-- BEGIN ROWS --

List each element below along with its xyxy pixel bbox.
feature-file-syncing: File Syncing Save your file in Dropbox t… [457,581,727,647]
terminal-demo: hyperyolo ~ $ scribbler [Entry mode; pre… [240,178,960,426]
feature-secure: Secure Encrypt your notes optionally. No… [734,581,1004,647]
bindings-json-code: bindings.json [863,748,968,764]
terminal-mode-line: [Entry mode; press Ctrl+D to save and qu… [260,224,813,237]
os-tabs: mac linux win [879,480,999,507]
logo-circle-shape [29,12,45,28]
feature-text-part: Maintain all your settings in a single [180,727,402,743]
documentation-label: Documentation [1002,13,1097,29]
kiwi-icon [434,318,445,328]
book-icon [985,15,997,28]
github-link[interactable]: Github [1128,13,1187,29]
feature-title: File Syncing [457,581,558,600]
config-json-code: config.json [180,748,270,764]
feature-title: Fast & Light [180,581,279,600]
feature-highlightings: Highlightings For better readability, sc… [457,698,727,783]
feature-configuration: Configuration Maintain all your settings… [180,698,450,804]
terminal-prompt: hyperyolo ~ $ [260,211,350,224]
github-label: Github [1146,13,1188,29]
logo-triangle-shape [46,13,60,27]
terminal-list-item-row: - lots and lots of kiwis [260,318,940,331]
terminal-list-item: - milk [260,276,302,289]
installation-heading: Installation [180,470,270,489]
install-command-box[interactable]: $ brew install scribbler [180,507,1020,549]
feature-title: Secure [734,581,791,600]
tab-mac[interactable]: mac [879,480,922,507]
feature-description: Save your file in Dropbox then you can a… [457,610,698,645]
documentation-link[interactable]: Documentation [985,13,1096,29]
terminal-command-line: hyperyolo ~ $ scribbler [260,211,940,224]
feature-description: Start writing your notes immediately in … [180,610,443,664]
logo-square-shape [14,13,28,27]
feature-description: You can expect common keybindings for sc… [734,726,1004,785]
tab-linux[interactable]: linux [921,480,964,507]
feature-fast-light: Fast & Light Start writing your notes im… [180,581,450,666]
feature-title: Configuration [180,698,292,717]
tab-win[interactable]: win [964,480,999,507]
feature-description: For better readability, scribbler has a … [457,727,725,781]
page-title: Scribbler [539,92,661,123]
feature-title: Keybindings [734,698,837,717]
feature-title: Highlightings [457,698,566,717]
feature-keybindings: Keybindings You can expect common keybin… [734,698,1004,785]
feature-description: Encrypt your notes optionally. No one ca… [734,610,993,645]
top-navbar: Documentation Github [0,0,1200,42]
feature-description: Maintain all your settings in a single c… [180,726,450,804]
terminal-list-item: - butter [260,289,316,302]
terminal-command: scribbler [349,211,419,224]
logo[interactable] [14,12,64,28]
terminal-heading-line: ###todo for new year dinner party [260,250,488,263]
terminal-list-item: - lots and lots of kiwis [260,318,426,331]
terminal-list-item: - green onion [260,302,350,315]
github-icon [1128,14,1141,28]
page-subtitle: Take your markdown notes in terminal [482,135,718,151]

-- END ROWS --

EXERCISE
Reproduce the lines above word for word, with nothing changed.

RESULT OF THIS TASK
List each element below along with its xyxy pixel bbox.
feature-file-syncing: File Syncing Save your file in Dropbox t… [457,581,727,647]
terminal-demo: hyperyolo ~ $ scribbler [Entry mode; pre… [240,178,960,426]
feature-secure: Secure Encrypt your notes optionally. No… [734,581,1004,647]
bindings-json-code: bindings.json [863,748,968,764]
terminal-mode-line: [Entry mode; press Ctrl+D to save and qu… [260,224,813,237]
os-tabs: mac linux win [879,480,999,507]
logo-circle-shape [29,12,45,28]
feature-text-part: Maintain all your settings in a single [180,727,402,743]
documentation-label: Documentation [1002,13,1097,29]
kiwi-icon [434,318,445,328]
book-icon [985,15,997,28]
github-link[interactable]: Github [1128,13,1187,29]
feature-title: File Syncing [457,581,558,600]
config-json-code: config.json [180,748,270,764]
feature-title: Fast & Light [180,581,279,600]
feature-highlightings: Highlightings For better readability, sc… [457,698,727,783]
feature-configuration: Configuration Maintain all your settings… [180,698,450,804]
terminal-prompt: hyperyolo ~ $ [260,211,350,224]
github-label: Github [1146,13,1188,29]
logo-triangle-shape [46,13,60,27]
terminal-list-item-row: - lots and lots of kiwis [260,318,940,331]
terminal-list-item: - milk [260,276,302,289]
installation-heading: Installation [180,470,270,489]
install-command-box[interactable]: $ brew install scribbler [180,507,1020,549]
feature-title: Secure [734,581,791,600]
tab-mac[interactable]: mac [879,480,922,507]
feature-description: Save your file in Dropbox then you can a… [457,610,698,645]
documentation-link[interactable]: Documentation [985,13,1096,29]
terminal-command-line: hyperyolo ~ $ scribbler [260,211,940,224]
feature-description: Start writing your notes immediately in … [180,610,443,664]
logo-square-shape [14,13,28,27]
feature-description: You can expect common keybindings for sc… [734,726,1004,785]
tab-linux[interactable]: linux [921,480,964,507]
feature-fast-light: Fast & Light Start writing your notes im… [180,581,450,666]
feature-title: Configuration [180,698,292,717]
tab-win[interactable]: win [964,480,999,507]
feature-description: For better readability, scribbler has a … [457,727,725,781]
page-title: Scribbler [539,92,661,123]
feature-title: Keybindings [734,698,837,717]
feature-title: Highlightings [457,698,566,717]
feature-keybindings: Keybindings You can expect common keybin… [734,698,1004,785]
feature-description: Encrypt your notes optionally. No one ca… [734,610,993,645]
top-navbar: Documentation Github [0,0,1200,42]
feature-description: Maintain all your settings in a single c… [180,726,450,804]
terminal-list-item: - butter [260,289,316,302]
terminal-command: scribbler [349,211,419,224]
logo[interactable] [14,12,64,28]
terminal-heading-line: ###todo for new year dinner party [260,250,488,263]
terminal-list-item: - lots and lots of kiwis [260,318,426,331]
terminal-list-item: - green onion [260,302,350,315]
github-icon [1128,14,1141,28]
page-subtitle: Take your markdown notes in terminal [482,135,718,151]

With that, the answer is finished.